Task prompt:
Locate each line in the records containing "name". Copy it.

Recorded information:
──────────────────────────────
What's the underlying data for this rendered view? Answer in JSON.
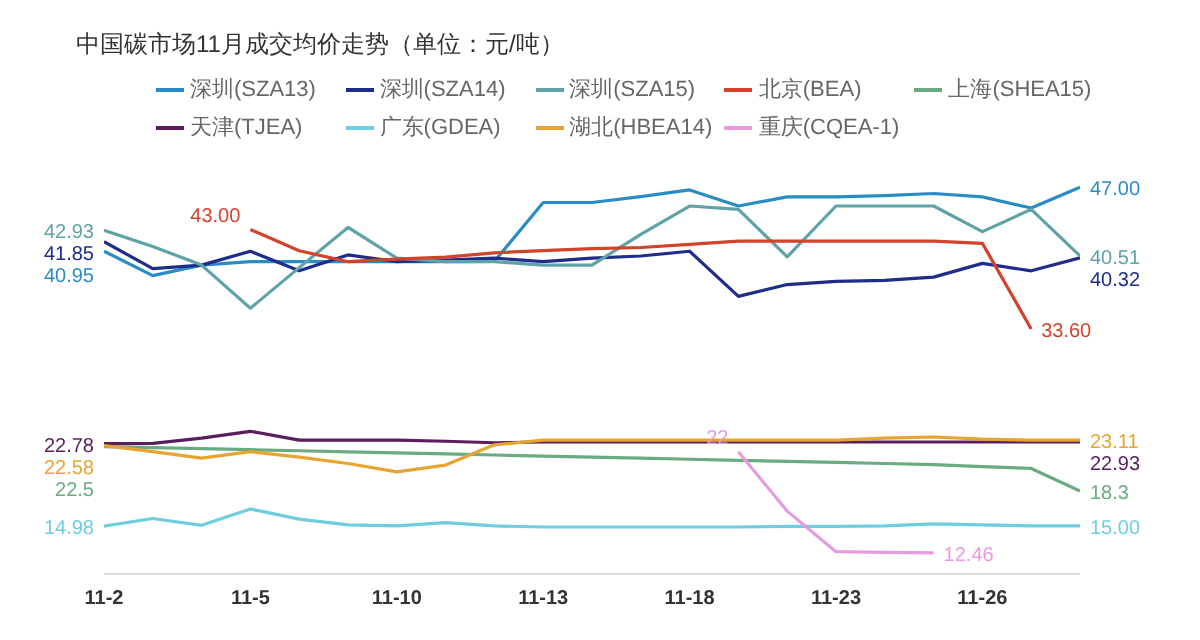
{
  "chart_data": {
    "type": "line",
    "title": "中国碳市场11月成交均价走势（单位：元/吨）",
    "categories": [
      "11-2",
      null,
      null,
      "11-5",
      null,
      null,
      "11-10",
      null,
      null,
      "11-13",
      null,
      null,
      "11-18",
      null,
      null,
      "11-23",
      null,
      null,
      "11-26",
      null,
      null
    ],
    "tick_labels": "x",
    "legend": "top",
    "marker": "none",
    "line_style": "solid",
    "series": [
      {
        "name": "深圳(SZA13)",
        "color": "#2a8cc4",
        "values": [
          40.95,
          38.65,
          39.64,
          39.96,
          39.96,
          39.96,
          39.96,
          39.96,
          40.0,
          45.55,
          45.55,
          46.1,
          46.74,
          45.22,
          46.08,
          46.08,
          46.2,
          46.4,
          46.08,
          45.03,
          47.0
        ],
        "value_labels": [
          "40.95",
          null,
          null,
          null,
          null,
          null,
          null,
          null,
          null,
          null,
          null,
          null,
          null,
          null,
          null,
          null,
          null,
          null,
          null,
          null,
          "47.00"
        ]
      },
      {
        "name": "深圳(SZA14)",
        "color": "#1f2d8a",
        "values": [
          41.85,
          39.3,
          39.64,
          40.95,
          39.1,
          40.6,
          39.96,
          40.1,
          40.3,
          39.96,
          40.3,
          40.5,
          40.95,
          36.68,
          37.8,
          38.1,
          38.2,
          38.5,
          39.8,
          39.1,
          40.32
        ],
        "value_labels": [
          "41.85",
          null,
          null,
          null,
          null,
          null,
          null,
          null,
          null,
          null,
          null,
          null,
          null,
          null,
          null,
          null,
          null,
          null,
          null,
          null,
          "40.32"
        ]
      },
      {
        "name": "深圳(SZA15)",
        "color": "#5fa3a8",
        "values": [
          42.93,
          41.4,
          39.64,
          35.56,
          39.4,
          43.2,
          40.3,
          39.96,
          39.96,
          39.64,
          39.64,
          42.55,
          45.22,
          44.9,
          40.42,
          45.22,
          45.22,
          45.22,
          42.8,
          44.9,
          40.51
        ],
        "value_labels": [
          "42.93",
          null,
          null,
          null,
          null,
          null,
          null,
          null,
          null,
          null,
          null,
          null,
          null,
          null,
          null,
          null,
          null,
          null,
          null,
          null,
          "40.51"
        ]
      },
      {
        "name": "北京(BEA)",
        "color": "#d2432a",
        "values": [
          null,
          null,
          null,
          43.0,
          41.0,
          39.96,
          40.2,
          40.4,
          40.8,
          41.0,
          41.2,
          41.3,
          41.6,
          41.9,
          41.9,
          41.9,
          41.9,
          41.9,
          41.7,
          33.6,
          null
        ],
        "value_labels": [
          null,
          null,
          null,
          "43.00",
          null,
          null,
          null,
          null,
          null,
          null,
          null,
          null,
          null,
          null,
          null,
          null,
          null,
          null,
          null,
          "33.60",
          null
        ]
      },
      {
        "name": "上海(SHEA15)",
        "color": "#6aab82",
        "values": [
          22.5,
          22.4,
          22.3,
          22.2,
          22.1,
          22.0,
          21.9,
          21.8,
          21.7,
          21.6,
          21.5,
          21.4,
          21.3,
          21.2,
          21.1,
          21.0,
          20.9,
          20.8,
          20.6,
          20.43,
          18.3
        ],
        "value_labels": [
          "22.5",
          null,
          null,
          null,
          null,
          null,
          null,
          null,
          null,
          null,
          null,
          null,
          null,
          null,
          null,
          null,
          null,
          null,
          null,
          null,
          "18.3"
        ]
      },
      {
        "name": "天津(TJEA)",
        "color": "#5a1e5e",
        "values": [
          22.78,
          22.8,
          23.3,
          23.94,
          23.11,
          23.11,
          23.11,
          23.0,
          22.86,
          22.93,
          22.93,
          22.93,
          22.93,
          22.93,
          22.93,
          22.93,
          22.93,
          22.93,
          22.93,
          22.93,
          22.93
        ],
        "value_labels": [
          "22.78",
          null,
          null,
          null,
          null,
          null,
          null,
          null,
          null,
          null,
          null,
          null,
          null,
          null,
          null,
          null,
          null,
          null,
          null,
          null,
          "22.93"
        ]
      },
      {
        "name": "广东(GDEA)",
        "color": "#6fcde0",
        "values": [
          14.98,
          15.7,
          15.06,
          16.6,
          15.64,
          15.1,
          15.0,
          15.32,
          15.0,
          14.9,
          14.9,
          14.9,
          14.9,
          14.9,
          14.95,
          14.95,
          15.0,
          15.2,
          15.1,
          15.0,
          15.0
        ],
        "value_labels": [
          "14.98",
          null,
          null,
          null,
          null,
          null,
          null,
          null,
          null,
          null,
          null,
          null,
          null,
          null,
          null,
          null,
          null,
          null,
          null,
          null,
          "15.00"
        ]
      },
      {
        "name": "湖北(HBEA14)",
        "color": "#e6a530",
        "values": [
          22.58,
          22.02,
          21.4,
          22.02,
          21.5,
          20.9,
          20.1,
          20.75,
          22.66,
          23.11,
          23.11,
          23.11,
          23.11,
          23.11,
          23.11,
          23.11,
          23.3,
          23.4,
          23.2,
          23.11,
          23.11
        ],
        "value_labels": [
          "22.58",
          null,
          null,
          null,
          null,
          null,
          null,
          null,
          null,
          null,
          null,
          null,
          null,
          null,
          null,
          null,
          null,
          null,
          null,
          null,
          "23.11"
        ]
      },
      {
        "name": "重庆(CQEA-1)",
        "color": "#e59be0",
        "values": [
          null,
          null,
          null,
          null,
          null,
          null,
          null,
          null,
          null,
          null,
          null,
          null,
          null,
          22.0,
          16.4,
          12.57,
          12.5,
          12.46,
          null,
          null,
          null
        ],
        "value_labels": [
          null,
          null,
          null,
          null,
          null,
          null,
          null,
          null,
          null,
          null,
          null,
          null,
          null,
          "22",
          null,
          null,
          null,
          "12.46",
          null,
          null,
          null
        ]
      }
    ]
  }
}
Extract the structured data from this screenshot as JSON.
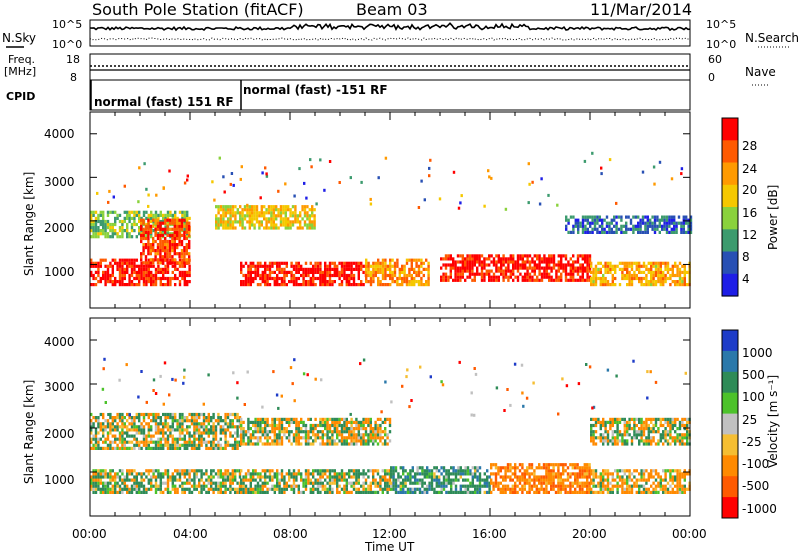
──────────────────────────────
Exercise output:
        "name": "深圳(SZA13)",
        "name": "深圳(SZA14)",
        "name": "深圳(SZA15)",
        "name": "北京(BEA)",
        "name": "上海(SHEA15)",
        "name": "天津(TJEA)",
        "name": "广东(GDEA)",
        "name": "湖北(HBEA14)",
        "name": "重庆(CQEA-1)",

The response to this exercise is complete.